** REQUIRED ACTIONS **
1. Reproduce verbatim the part of the array-split problem between "In array [2], element" and "is the minimum index of a valid split.", inclusive.
2. According to the array-split problem, what should be returned if no valid split exists?
3. For each statement, say whether it agrees with the array-split problem, and quote the words that decide it: (a) The array nums is 1-indexed. (b) When j < i, nums[i, ..., j] denotes an empty subarray. (c) The output in Example 1 is 3.

** SELECTED PASSAGE **
━━━━━━━━
You are given a 0-indexed integer array nums of length n with one dominant element.

You can split nums at an index i into two arrays nums[0, ..., i] and nums[i + 1, ..., n - 1], but the split is only valid if:

0 <= i < n - 1
nums[0, ..., i], and nums[i + 1, ..., n - 1] have the same dominant element.

Here, nums[i, ..., j] denotes the subarray of nums starting at index i and ending at index j, both ends being inclusive. Particularly, if j < i then nums[i, ..., j] denotes an empty subarray.

Return the minimum index of a valid split. If no valid split exists, return -1.

Example 1:

Input: nums = [1,2,2,2]
Output: 2
Explanation: We can split the array at index 2 to obtain arrays [1,2,2] and [2]. 
In array [1,2,2], element 2 is dominant since it occurs twice in the array and 2 * 2 > 3. 
In array [2], element 2 is dominant since it occurs once in the array and 1 * 2 > 1.
Both [1,2,2] and [2] have the same dominant element as nums, so this is a valid split. 
It can be shown that index 2 is the minimum index of a valid split.
━━━━━━━━
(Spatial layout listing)
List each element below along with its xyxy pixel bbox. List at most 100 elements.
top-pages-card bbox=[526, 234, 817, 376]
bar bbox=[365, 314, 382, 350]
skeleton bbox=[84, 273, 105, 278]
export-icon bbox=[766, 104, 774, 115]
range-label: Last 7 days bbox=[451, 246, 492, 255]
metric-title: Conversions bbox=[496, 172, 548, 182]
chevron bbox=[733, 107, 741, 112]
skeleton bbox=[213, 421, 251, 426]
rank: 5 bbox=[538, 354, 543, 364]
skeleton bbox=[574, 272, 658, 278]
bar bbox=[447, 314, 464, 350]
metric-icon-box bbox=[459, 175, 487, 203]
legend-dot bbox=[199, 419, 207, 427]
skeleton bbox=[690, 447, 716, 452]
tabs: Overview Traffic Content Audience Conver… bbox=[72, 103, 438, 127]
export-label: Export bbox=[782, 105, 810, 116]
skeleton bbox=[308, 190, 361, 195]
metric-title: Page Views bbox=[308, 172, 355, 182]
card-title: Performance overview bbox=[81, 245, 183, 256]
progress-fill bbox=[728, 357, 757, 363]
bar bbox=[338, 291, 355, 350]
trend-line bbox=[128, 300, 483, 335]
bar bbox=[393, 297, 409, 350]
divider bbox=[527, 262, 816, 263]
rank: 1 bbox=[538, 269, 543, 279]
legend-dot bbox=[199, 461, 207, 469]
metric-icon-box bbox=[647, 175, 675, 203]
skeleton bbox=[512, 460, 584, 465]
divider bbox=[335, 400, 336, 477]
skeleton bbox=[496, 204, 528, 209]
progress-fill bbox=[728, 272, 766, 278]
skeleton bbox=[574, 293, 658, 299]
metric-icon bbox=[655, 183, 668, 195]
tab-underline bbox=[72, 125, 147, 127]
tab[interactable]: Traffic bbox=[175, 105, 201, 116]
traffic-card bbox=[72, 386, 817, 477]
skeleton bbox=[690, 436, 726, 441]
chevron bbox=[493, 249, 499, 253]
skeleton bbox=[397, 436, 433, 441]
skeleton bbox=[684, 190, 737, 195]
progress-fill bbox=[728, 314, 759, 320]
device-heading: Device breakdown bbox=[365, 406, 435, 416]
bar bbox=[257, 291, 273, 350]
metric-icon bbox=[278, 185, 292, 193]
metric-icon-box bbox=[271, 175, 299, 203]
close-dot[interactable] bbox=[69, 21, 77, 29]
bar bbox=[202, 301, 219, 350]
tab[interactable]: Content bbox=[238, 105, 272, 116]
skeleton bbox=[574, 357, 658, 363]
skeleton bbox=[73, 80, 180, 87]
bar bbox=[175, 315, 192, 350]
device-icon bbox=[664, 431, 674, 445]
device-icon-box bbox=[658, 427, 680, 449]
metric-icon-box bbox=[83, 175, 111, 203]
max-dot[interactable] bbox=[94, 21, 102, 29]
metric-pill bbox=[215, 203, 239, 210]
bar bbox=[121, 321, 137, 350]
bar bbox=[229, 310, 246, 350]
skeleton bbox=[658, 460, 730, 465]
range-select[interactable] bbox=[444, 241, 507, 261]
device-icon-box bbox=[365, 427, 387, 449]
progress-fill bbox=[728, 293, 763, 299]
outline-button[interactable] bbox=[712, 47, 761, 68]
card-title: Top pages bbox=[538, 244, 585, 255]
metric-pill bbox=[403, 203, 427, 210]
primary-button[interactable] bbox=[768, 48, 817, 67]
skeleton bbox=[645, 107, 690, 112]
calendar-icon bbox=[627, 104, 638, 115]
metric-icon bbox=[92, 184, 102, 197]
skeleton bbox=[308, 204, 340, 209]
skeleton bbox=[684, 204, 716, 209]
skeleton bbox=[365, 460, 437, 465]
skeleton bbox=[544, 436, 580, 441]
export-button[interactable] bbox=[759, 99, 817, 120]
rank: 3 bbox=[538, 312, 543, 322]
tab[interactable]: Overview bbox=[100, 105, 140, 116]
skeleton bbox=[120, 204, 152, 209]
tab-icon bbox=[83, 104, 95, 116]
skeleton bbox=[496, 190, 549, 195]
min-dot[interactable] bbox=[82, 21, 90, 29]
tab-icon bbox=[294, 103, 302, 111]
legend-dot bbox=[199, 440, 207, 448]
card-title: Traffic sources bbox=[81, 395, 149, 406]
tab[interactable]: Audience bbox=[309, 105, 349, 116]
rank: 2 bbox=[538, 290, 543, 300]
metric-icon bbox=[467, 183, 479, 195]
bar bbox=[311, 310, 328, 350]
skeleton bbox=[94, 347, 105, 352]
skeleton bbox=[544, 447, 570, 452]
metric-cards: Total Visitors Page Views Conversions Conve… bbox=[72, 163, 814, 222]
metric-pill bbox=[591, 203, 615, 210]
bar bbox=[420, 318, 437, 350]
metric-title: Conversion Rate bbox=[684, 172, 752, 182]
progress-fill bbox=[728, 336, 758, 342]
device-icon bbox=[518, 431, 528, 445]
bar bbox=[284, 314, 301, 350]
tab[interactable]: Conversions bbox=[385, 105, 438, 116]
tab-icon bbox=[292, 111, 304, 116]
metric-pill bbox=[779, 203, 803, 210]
━━━━━━━━
** RESPONSES **
1.
In array [2], element 2 is dominant since it occurs once in the array and 1 * 2 > 1.
Both [1,2,2] and [2] have the same dominant element as nums, so this is a valid split. 
It can be shown that index 2 is the minimum index of a valid split.

2. -1

3.
(a) No: "You are given a 0-indexed integer array nums of length n with one dominant element."
(b) Yes: "Particularly, if j < i then nums[i, ..., j] denotes an empty subarray."
(c) No: "Output: 2"